_STATED GOAL_: Gather all lines from the material that contain the word "this".

_EXTRACTED MATERIAL_:
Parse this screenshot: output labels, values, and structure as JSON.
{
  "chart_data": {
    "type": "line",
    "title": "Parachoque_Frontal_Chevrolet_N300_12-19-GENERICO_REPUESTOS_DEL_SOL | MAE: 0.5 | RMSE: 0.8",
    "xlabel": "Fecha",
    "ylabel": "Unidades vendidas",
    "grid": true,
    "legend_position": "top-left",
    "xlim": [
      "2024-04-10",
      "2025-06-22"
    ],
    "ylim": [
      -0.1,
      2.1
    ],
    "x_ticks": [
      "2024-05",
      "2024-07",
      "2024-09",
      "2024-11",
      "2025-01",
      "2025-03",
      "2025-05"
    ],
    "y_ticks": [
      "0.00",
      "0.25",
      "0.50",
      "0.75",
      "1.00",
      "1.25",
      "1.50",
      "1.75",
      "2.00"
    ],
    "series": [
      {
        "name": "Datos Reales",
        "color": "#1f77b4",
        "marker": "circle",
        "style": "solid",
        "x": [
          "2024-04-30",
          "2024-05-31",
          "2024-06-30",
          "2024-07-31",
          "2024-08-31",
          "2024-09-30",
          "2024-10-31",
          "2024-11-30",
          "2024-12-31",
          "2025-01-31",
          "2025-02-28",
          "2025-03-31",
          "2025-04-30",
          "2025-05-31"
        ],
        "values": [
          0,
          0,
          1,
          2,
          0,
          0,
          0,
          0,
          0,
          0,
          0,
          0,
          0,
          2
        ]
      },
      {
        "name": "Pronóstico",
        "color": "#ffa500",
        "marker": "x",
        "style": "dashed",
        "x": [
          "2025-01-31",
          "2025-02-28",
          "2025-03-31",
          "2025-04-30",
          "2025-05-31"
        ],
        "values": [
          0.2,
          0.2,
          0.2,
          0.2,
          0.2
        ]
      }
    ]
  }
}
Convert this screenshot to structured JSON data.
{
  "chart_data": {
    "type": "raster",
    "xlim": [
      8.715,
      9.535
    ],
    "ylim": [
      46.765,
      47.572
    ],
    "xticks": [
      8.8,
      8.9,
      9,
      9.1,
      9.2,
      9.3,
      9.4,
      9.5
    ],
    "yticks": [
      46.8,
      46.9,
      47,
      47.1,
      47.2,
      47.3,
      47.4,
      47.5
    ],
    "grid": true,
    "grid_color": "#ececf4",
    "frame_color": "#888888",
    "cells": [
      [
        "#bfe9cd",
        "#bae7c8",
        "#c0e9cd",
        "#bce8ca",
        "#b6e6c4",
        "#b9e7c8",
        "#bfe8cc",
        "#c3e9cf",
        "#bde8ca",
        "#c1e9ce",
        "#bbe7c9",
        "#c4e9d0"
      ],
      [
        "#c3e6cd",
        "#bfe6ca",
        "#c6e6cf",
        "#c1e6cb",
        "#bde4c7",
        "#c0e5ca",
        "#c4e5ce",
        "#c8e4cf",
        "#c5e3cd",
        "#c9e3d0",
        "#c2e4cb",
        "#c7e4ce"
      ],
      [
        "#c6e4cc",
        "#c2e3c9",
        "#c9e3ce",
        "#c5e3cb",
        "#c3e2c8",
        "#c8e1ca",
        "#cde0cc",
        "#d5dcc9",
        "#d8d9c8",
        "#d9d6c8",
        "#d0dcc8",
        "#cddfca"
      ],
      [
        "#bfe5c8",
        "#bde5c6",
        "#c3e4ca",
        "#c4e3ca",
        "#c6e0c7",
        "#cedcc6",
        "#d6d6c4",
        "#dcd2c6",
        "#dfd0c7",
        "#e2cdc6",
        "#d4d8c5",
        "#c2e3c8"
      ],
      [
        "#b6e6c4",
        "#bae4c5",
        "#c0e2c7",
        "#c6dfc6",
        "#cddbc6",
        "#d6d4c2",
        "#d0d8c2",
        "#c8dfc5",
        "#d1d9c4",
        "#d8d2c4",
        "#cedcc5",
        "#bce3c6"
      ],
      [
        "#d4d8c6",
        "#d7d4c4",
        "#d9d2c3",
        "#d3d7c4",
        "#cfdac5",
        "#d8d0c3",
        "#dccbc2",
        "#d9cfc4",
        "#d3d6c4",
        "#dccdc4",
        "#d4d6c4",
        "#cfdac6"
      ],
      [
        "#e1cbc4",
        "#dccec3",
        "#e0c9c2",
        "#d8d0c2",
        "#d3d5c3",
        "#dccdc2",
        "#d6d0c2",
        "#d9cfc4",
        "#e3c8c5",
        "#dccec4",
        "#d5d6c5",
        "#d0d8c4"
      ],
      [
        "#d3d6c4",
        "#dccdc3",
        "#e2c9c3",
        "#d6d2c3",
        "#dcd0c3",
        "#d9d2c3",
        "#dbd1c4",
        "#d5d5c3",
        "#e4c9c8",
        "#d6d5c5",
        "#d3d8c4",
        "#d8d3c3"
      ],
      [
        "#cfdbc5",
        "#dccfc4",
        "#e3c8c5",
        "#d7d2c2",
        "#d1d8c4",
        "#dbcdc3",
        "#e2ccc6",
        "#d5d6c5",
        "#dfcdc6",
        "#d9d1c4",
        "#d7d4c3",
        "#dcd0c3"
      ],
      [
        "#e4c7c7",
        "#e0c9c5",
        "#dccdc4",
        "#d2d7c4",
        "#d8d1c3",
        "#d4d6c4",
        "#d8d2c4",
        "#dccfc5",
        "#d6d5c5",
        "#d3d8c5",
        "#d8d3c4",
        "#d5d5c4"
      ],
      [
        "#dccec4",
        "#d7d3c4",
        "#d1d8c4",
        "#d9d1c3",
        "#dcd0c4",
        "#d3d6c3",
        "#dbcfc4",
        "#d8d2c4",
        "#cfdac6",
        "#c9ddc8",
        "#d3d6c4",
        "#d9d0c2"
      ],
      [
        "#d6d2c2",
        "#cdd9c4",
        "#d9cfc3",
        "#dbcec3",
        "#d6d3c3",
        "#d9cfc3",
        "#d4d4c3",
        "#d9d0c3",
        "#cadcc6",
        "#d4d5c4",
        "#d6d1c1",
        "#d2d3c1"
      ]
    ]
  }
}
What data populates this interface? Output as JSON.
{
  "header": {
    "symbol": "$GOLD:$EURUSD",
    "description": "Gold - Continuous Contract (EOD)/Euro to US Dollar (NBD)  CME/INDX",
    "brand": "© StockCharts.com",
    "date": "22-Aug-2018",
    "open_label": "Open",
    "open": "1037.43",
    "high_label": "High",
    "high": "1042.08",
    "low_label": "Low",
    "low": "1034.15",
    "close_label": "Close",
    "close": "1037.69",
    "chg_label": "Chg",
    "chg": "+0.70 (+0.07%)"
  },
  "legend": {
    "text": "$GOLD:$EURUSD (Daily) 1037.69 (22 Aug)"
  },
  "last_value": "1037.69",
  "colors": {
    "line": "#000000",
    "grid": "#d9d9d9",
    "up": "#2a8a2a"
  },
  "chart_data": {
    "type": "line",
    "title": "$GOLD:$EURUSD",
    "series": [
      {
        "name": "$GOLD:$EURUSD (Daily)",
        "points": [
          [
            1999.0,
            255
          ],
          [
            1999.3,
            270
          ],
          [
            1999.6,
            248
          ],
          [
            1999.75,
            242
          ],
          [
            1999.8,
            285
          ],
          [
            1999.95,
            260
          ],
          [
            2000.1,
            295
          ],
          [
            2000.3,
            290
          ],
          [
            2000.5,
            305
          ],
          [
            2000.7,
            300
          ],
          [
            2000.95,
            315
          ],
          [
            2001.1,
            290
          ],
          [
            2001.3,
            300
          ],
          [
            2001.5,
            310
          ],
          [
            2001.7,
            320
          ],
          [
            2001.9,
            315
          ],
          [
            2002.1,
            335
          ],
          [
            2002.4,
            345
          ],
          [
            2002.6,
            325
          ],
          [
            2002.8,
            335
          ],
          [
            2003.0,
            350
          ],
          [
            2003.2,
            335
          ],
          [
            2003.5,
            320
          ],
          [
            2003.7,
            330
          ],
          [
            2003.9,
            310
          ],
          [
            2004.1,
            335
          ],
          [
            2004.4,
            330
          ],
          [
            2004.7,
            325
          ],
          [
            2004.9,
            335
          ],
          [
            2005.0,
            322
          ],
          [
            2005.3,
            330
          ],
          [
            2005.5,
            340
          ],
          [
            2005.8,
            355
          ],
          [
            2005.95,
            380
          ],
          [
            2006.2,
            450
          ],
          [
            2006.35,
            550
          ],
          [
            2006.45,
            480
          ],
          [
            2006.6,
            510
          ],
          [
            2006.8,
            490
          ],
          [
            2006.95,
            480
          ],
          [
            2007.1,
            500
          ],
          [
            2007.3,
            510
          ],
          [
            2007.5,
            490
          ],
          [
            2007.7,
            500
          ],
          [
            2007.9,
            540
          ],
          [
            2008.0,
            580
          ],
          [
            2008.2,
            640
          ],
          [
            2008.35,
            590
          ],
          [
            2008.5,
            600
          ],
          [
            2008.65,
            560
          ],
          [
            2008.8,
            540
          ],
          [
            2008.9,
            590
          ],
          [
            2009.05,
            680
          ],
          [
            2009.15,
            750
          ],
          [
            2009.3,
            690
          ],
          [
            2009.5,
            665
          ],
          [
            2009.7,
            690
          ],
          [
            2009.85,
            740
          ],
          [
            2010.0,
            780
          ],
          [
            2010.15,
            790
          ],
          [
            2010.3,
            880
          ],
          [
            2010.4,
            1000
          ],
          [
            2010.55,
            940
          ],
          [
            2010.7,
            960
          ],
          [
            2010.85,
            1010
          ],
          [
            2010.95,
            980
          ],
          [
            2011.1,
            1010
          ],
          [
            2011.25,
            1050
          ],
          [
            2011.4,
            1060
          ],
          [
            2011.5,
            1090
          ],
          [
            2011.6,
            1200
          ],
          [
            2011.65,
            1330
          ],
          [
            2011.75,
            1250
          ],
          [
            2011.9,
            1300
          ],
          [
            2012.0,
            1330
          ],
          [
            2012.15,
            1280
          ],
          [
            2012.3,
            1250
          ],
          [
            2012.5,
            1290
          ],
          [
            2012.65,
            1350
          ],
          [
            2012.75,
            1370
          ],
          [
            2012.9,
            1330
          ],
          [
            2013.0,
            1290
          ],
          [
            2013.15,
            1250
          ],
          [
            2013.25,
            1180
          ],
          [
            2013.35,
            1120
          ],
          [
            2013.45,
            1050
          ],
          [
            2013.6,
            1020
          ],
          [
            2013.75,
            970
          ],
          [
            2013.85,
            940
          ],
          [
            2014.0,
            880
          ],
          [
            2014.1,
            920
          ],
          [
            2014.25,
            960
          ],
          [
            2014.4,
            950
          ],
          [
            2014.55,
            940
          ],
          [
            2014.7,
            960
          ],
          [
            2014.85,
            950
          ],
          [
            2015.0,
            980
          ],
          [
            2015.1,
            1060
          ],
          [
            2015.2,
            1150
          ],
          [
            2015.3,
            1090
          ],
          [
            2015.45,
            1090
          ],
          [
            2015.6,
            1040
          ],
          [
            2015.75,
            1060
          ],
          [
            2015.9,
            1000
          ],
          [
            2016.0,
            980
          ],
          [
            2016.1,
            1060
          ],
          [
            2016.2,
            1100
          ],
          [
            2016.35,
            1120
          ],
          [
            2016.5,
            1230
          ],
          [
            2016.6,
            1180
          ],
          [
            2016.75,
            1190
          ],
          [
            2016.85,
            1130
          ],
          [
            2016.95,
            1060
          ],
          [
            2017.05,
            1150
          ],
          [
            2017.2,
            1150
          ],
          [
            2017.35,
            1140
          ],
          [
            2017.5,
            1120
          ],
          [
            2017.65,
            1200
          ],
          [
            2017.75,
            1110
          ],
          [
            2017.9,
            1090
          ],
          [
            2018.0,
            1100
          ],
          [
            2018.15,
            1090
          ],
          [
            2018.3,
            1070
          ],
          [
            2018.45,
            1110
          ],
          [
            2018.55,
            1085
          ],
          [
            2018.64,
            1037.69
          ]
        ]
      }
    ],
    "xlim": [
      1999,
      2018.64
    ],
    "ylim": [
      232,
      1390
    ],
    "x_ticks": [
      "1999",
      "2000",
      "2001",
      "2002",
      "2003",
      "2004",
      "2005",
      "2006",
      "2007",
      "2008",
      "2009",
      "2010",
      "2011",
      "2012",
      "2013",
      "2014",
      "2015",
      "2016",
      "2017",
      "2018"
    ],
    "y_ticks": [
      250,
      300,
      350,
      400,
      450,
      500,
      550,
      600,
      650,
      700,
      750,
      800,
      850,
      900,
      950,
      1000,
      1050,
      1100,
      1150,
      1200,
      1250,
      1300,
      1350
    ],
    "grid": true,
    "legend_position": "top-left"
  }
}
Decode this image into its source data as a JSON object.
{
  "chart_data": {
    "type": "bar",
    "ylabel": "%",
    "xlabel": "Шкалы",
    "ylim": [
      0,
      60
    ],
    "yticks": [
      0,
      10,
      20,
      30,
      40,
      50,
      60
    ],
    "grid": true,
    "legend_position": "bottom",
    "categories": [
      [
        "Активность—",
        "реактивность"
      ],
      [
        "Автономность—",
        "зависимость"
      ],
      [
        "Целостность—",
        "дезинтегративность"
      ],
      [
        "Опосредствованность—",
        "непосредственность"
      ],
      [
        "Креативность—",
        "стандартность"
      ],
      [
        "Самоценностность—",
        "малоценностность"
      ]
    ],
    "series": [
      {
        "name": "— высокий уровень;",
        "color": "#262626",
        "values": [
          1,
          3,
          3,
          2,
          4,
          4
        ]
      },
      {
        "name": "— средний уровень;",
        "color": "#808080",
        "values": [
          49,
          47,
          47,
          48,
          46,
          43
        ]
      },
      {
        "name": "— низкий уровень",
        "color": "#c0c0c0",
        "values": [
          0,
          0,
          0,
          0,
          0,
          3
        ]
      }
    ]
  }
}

_OUTPUT BELOW_:
Parse this screenshot: output labels, values, and structure as JSON.
Convert this screenshot to structured JSON data.
What data populates this interface? Output as JSON.
Decode this image into its source data as a JSON object.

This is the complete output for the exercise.